**WORK REQUIRED**:
Examine each line of the data. Copy those that contain the string "bệnh".

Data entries
------------------------------------------------
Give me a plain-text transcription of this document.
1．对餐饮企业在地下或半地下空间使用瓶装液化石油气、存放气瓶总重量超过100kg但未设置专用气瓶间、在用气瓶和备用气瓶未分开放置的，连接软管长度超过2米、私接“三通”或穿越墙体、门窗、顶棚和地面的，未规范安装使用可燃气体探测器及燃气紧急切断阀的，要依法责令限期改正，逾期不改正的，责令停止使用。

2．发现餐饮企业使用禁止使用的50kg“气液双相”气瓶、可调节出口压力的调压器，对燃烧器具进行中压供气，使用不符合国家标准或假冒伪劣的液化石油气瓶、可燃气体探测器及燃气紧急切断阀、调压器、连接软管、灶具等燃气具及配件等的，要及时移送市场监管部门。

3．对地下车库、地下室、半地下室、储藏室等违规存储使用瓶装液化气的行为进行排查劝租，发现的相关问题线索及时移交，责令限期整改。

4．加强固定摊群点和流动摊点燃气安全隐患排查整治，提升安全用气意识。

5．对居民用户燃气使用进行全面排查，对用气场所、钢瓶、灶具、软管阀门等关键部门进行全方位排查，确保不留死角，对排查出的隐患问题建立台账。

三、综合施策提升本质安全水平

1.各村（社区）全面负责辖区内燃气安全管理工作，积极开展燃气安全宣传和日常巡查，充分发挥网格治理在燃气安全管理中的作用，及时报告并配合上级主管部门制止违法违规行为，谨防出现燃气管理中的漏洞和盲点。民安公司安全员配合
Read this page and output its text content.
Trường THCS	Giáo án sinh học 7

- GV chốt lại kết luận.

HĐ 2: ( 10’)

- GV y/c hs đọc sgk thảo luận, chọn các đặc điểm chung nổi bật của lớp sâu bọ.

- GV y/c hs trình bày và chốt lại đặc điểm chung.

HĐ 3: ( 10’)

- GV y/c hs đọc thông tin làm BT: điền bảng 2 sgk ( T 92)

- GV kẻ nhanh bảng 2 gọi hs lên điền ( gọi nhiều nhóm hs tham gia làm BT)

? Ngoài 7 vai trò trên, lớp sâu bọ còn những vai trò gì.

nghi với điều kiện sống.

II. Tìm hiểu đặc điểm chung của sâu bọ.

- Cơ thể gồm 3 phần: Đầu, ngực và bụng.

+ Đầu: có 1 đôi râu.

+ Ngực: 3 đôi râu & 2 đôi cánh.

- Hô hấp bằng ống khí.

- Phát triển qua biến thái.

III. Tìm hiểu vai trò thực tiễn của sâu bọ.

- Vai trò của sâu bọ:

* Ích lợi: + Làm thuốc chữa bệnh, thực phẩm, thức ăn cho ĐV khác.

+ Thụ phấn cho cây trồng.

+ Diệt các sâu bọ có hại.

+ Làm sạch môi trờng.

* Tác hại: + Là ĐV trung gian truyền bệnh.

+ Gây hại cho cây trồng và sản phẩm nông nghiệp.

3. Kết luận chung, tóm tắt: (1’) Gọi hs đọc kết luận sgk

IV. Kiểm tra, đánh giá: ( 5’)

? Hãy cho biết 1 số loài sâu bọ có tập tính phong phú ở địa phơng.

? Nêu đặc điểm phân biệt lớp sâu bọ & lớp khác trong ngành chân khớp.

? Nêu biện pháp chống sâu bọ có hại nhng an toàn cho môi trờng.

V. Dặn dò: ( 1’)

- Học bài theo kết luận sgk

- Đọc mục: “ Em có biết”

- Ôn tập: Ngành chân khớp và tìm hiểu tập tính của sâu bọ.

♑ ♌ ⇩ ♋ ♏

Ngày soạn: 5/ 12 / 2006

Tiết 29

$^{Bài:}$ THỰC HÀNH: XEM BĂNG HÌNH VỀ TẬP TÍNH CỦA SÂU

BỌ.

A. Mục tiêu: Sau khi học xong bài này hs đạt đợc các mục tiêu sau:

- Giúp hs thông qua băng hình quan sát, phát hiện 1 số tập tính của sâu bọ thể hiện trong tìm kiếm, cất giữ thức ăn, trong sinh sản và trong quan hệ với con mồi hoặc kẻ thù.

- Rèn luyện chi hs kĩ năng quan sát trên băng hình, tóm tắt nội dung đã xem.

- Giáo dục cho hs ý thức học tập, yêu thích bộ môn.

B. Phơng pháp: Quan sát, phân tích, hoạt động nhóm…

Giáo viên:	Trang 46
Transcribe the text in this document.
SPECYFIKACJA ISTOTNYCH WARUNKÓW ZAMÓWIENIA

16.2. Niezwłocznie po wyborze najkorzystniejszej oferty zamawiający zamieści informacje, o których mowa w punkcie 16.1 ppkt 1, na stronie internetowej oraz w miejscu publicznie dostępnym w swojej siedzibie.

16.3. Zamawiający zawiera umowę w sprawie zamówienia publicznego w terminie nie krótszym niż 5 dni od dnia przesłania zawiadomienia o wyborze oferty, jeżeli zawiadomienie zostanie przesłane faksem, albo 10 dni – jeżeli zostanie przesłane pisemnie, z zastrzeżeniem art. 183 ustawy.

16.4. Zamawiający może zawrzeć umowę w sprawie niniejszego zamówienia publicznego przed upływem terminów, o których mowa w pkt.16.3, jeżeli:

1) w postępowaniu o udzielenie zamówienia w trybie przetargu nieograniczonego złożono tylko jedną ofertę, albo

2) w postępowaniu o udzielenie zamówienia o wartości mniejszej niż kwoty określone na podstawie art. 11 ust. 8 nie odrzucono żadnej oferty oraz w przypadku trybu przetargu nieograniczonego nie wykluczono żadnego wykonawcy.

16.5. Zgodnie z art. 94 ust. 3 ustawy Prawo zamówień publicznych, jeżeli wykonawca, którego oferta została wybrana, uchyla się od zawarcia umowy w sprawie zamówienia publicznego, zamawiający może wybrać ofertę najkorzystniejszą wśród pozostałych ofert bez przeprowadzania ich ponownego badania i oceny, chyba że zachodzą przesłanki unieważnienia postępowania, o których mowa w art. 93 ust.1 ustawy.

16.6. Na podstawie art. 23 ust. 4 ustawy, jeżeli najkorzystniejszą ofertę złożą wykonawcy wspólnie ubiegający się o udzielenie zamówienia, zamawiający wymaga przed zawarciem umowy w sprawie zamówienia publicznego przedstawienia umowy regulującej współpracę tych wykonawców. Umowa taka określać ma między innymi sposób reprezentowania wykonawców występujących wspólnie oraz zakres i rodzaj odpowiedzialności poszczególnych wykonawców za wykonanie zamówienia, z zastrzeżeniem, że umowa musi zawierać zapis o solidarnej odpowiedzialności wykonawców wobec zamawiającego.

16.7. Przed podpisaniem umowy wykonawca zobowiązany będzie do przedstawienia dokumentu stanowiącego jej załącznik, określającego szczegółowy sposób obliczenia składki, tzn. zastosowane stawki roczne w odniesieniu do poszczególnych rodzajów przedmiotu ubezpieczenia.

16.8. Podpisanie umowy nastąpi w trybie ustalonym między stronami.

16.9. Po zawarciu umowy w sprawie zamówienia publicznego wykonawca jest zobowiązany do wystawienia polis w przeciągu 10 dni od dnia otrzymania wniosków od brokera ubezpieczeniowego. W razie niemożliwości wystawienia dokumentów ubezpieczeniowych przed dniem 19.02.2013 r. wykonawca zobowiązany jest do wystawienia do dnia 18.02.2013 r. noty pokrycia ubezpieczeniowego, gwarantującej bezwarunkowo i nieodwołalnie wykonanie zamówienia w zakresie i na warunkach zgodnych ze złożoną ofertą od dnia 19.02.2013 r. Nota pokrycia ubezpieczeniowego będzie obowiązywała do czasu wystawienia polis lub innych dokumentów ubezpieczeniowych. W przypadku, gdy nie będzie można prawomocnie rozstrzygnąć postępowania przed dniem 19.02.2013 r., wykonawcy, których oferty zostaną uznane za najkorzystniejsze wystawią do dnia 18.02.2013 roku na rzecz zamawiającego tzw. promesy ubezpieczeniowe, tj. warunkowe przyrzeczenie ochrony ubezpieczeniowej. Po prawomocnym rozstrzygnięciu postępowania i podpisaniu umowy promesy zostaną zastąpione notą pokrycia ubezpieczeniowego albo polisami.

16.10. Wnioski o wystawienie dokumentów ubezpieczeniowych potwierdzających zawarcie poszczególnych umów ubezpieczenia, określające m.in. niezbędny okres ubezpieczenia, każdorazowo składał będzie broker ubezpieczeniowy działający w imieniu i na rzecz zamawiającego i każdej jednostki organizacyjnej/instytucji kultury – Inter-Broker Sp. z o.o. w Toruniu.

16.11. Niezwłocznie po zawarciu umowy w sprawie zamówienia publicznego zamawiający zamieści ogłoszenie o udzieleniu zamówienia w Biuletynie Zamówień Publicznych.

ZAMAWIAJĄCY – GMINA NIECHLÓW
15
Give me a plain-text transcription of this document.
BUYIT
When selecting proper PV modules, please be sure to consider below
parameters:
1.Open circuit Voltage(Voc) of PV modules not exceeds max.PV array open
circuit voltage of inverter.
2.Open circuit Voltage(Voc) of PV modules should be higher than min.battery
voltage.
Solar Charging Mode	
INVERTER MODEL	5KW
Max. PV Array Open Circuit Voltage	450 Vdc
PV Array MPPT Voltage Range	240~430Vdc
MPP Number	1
------------------------------------------------
**COMPLETE ANSWER**:
* Ích lợi: + Làm thuốc chữa bệnh, thực phẩm, thức ăn cho ĐV khác.
* Tác hại: + Là ĐV trung gian truyền bệnh.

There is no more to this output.